- The input -
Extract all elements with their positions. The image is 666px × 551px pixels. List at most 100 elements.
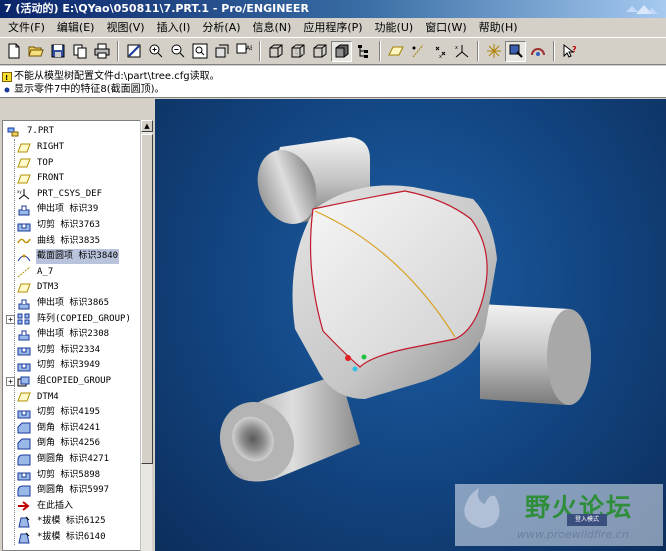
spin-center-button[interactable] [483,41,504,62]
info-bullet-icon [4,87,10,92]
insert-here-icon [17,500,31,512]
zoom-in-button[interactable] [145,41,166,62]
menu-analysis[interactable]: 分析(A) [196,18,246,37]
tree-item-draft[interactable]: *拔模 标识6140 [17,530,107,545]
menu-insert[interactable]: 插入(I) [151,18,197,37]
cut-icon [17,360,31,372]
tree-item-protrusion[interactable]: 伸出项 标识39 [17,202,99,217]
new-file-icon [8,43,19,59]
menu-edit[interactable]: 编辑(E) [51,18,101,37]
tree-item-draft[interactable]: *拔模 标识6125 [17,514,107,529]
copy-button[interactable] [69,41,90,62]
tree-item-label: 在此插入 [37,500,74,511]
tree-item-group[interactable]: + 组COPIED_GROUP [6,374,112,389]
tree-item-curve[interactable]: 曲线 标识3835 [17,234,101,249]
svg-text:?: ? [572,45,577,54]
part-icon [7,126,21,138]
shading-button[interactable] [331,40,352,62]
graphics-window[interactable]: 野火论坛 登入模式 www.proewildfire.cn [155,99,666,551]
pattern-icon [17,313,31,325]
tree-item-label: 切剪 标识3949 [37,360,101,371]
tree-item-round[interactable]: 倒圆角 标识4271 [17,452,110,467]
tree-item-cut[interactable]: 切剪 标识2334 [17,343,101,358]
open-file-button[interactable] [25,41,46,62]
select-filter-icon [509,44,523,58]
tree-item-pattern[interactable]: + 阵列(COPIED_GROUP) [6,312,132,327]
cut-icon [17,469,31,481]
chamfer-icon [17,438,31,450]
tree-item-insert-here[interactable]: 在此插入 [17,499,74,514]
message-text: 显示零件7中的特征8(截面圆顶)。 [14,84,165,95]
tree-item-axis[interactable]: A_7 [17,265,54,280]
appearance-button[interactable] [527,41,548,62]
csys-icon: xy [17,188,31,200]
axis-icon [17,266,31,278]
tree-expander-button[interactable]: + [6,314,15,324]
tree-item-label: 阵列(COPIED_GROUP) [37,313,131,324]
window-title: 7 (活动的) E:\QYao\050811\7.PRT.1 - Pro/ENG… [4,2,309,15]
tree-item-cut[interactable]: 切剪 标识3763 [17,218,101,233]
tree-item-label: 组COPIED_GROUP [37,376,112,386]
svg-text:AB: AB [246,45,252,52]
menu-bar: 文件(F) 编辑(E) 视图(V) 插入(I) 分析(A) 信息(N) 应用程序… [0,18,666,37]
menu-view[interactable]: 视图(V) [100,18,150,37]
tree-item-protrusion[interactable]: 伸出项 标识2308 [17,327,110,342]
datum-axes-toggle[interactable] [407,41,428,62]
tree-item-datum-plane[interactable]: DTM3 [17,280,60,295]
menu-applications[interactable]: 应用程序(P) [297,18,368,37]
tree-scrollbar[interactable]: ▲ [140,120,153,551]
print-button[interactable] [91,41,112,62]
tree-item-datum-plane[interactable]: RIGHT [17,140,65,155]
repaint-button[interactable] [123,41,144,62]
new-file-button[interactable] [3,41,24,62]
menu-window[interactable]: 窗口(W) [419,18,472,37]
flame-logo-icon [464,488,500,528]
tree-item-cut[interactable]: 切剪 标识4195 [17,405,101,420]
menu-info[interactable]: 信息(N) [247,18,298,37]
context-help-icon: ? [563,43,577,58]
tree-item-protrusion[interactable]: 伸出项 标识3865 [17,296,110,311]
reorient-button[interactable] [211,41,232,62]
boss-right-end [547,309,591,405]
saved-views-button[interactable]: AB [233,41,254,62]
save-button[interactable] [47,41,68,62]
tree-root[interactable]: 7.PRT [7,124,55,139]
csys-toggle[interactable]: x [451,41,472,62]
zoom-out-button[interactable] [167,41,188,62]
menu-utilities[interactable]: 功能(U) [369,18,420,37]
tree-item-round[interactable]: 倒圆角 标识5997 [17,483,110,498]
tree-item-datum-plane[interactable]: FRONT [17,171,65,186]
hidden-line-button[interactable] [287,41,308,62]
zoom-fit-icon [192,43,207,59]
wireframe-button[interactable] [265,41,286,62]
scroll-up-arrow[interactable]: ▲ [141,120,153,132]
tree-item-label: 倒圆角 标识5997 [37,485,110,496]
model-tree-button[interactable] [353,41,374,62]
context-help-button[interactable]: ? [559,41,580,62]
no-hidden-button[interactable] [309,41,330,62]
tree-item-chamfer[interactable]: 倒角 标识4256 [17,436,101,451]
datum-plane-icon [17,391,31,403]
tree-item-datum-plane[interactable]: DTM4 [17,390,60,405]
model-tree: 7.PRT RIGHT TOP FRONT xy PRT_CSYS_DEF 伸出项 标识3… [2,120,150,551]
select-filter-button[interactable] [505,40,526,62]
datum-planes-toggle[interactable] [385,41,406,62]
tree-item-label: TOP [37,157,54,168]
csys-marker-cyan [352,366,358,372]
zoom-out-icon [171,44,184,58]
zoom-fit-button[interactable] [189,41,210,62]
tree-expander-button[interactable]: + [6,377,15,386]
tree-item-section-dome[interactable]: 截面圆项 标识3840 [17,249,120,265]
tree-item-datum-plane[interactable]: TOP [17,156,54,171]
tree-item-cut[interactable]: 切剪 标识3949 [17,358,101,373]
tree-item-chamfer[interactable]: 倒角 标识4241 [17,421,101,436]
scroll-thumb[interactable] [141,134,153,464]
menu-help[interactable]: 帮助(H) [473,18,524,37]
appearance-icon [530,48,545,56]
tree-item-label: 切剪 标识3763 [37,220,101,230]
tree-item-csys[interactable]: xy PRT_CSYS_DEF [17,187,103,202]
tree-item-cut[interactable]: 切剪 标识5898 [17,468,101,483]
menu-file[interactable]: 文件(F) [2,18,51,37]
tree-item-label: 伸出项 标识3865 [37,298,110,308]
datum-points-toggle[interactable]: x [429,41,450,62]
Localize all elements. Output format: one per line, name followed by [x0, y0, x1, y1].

==

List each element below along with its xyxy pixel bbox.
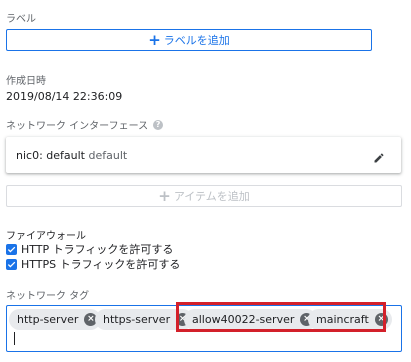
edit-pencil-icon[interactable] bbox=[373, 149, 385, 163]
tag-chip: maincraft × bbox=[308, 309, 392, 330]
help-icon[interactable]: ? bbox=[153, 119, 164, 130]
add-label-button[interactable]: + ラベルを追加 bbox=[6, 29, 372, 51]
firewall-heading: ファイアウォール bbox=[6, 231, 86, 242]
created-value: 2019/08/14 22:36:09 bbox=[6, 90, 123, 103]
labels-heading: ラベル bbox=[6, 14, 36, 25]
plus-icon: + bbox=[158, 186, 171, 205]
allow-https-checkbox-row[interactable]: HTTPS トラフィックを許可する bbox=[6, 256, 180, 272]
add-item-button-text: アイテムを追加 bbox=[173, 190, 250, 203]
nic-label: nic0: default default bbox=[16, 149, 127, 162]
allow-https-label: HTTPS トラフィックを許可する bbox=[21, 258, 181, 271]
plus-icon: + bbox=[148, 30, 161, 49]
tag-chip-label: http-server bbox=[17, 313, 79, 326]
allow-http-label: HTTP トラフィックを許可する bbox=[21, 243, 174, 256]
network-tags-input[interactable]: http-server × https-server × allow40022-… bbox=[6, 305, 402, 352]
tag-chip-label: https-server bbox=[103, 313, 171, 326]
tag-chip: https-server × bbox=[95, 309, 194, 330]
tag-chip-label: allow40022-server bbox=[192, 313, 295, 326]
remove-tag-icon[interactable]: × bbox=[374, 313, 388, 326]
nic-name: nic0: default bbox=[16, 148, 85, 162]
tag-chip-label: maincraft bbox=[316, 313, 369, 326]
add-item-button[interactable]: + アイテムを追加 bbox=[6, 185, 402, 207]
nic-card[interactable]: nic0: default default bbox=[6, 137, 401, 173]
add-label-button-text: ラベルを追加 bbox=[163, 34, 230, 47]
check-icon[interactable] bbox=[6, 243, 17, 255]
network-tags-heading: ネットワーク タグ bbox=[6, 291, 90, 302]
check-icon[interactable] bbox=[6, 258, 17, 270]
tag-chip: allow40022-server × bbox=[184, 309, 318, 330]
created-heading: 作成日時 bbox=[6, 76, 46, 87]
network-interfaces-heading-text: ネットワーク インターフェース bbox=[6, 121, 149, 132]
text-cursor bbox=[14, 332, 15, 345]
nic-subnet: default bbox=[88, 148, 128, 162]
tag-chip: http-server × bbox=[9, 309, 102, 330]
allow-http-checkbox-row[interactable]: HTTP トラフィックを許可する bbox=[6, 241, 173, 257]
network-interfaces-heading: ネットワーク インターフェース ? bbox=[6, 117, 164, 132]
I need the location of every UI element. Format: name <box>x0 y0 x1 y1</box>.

==

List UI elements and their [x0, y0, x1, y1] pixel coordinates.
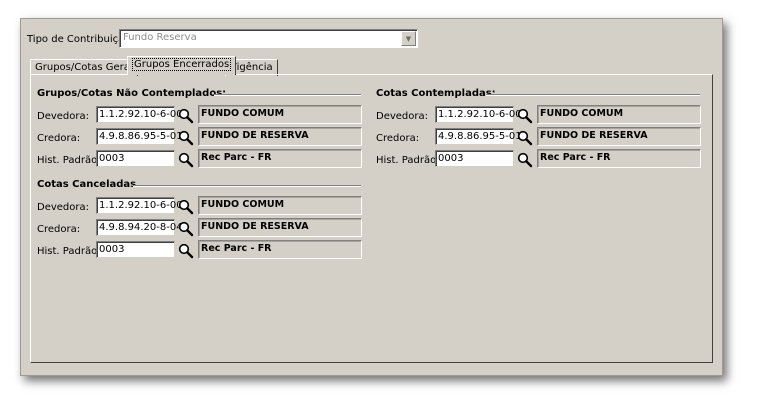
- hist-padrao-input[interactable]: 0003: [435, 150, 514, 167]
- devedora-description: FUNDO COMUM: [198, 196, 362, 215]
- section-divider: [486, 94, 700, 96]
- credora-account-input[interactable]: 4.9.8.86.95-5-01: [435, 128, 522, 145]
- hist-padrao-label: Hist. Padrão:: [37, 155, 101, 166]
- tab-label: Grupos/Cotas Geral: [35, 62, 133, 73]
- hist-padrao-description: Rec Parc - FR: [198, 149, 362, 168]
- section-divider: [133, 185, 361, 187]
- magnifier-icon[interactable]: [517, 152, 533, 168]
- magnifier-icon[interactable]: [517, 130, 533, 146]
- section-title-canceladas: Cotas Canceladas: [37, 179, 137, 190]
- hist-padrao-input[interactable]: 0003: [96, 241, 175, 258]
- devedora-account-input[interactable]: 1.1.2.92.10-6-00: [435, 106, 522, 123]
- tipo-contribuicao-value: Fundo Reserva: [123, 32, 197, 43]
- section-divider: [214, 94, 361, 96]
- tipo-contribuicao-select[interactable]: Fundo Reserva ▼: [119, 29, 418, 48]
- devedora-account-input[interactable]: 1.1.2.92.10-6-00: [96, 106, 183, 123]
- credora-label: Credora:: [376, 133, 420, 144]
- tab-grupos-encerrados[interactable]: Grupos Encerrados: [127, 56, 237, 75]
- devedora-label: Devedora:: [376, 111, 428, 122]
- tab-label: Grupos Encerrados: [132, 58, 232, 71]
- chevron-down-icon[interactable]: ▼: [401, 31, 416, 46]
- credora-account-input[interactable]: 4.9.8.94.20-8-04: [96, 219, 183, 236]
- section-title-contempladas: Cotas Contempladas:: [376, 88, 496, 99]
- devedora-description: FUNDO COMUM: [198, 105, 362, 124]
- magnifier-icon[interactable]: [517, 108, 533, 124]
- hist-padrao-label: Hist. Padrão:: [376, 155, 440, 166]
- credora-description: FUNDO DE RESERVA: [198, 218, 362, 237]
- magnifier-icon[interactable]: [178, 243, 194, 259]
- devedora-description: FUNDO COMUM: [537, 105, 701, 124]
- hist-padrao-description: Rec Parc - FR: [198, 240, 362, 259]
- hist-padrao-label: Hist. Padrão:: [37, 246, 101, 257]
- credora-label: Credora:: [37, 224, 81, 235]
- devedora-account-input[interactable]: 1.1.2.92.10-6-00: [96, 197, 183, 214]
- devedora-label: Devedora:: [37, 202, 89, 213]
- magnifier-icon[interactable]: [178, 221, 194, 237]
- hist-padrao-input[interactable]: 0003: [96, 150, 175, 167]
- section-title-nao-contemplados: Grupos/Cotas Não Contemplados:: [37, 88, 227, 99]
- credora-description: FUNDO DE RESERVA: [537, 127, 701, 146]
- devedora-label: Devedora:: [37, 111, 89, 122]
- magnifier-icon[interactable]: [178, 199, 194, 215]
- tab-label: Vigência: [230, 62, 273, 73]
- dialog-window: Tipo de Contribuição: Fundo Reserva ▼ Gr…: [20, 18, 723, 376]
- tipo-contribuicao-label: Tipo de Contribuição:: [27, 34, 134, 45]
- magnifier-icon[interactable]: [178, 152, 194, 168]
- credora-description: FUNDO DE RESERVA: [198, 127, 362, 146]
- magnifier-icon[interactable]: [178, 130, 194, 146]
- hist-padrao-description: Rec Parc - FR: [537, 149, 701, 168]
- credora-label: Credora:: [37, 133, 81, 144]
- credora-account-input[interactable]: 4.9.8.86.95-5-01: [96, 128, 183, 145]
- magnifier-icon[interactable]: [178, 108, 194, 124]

- Your goal -
Write the rows above, from the line with "spin-center-button[interactable] [483,41,504,62]" up to and including the line with "menu-edit[interactable]: 编辑(E) [51,18,101,37]", as a JSON list of strings, one string per line, leaving out any blank lines.

- Solved exercise -
[
  "spin-center-button[interactable] [483,41,504,62]",
  "info-bullet-icon [4,87,10,92]",
  "insert-here-icon [17,500,31,512]",
  "zoom-in-button[interactable] [145,41,166,62]",
  "menu-analysis[interactable]: 分析(A) [196,18,246,37]",
  "tree-item-draft[interactable]: *拔模 标识6140 [17,530,107,545]",
  "menu-insert[interactable]: 插入(I) [151,18,197,37]",
  "cut-icon [17,360,31,372]",
  "tree-item-protrusion[interactable]: 伸出项 标识39 [17,202,99,217]",
  "new-file-icon [8,43,19,59]",
  "menu-edit[interactable]: 编辑(E) [51,18,101,37]"
]